(Extracted material):
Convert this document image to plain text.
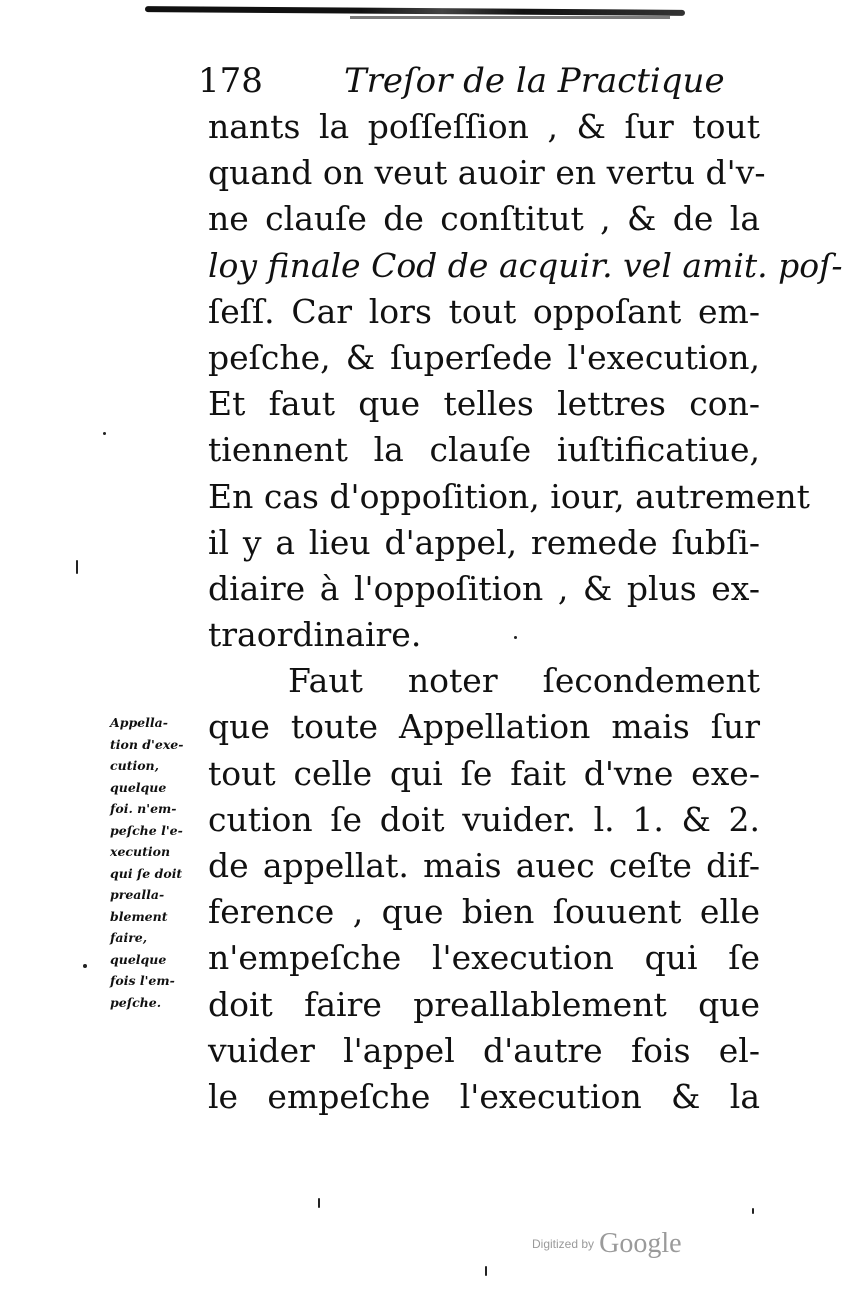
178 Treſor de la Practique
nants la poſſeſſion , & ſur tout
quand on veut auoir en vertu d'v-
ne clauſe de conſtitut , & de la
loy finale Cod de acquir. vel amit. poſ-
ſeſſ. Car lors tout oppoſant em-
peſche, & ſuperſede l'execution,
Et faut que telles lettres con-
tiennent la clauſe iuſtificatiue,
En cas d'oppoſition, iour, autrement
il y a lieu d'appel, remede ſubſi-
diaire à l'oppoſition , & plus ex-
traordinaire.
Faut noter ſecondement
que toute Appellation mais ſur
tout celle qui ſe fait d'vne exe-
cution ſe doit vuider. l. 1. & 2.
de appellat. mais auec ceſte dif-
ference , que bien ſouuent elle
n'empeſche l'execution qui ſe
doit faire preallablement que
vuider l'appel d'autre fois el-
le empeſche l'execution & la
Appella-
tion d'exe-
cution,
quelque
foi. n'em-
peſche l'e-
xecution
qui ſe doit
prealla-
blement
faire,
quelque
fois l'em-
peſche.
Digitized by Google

==

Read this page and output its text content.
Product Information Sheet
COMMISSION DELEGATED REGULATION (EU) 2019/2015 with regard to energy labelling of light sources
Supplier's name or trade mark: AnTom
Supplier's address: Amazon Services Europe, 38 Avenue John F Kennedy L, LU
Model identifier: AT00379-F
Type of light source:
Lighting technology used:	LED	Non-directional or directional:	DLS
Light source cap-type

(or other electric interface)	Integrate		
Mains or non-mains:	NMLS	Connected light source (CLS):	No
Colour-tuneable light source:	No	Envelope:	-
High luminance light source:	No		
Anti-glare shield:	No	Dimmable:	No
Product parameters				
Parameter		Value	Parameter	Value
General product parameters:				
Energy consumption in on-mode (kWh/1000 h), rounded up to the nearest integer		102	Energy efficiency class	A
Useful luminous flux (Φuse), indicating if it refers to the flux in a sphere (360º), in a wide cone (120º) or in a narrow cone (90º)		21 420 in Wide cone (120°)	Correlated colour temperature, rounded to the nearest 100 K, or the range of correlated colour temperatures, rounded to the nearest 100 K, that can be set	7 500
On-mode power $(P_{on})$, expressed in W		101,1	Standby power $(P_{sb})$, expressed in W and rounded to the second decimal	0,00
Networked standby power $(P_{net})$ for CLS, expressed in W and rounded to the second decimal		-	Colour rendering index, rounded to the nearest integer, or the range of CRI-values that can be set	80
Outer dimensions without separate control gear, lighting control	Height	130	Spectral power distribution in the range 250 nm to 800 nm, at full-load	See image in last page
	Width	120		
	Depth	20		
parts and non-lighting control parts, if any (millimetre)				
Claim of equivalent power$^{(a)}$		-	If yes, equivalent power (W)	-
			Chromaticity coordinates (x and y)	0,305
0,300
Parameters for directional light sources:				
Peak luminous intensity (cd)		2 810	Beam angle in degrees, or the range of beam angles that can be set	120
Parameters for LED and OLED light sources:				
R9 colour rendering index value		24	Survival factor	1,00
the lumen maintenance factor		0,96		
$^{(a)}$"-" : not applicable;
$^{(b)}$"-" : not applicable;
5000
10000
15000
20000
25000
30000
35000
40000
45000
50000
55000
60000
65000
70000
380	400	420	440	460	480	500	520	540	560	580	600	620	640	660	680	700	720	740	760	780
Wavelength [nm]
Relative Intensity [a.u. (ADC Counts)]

(Task to carry out): Count each line with "second" in it and report that figure by itself.

(Right answer): 2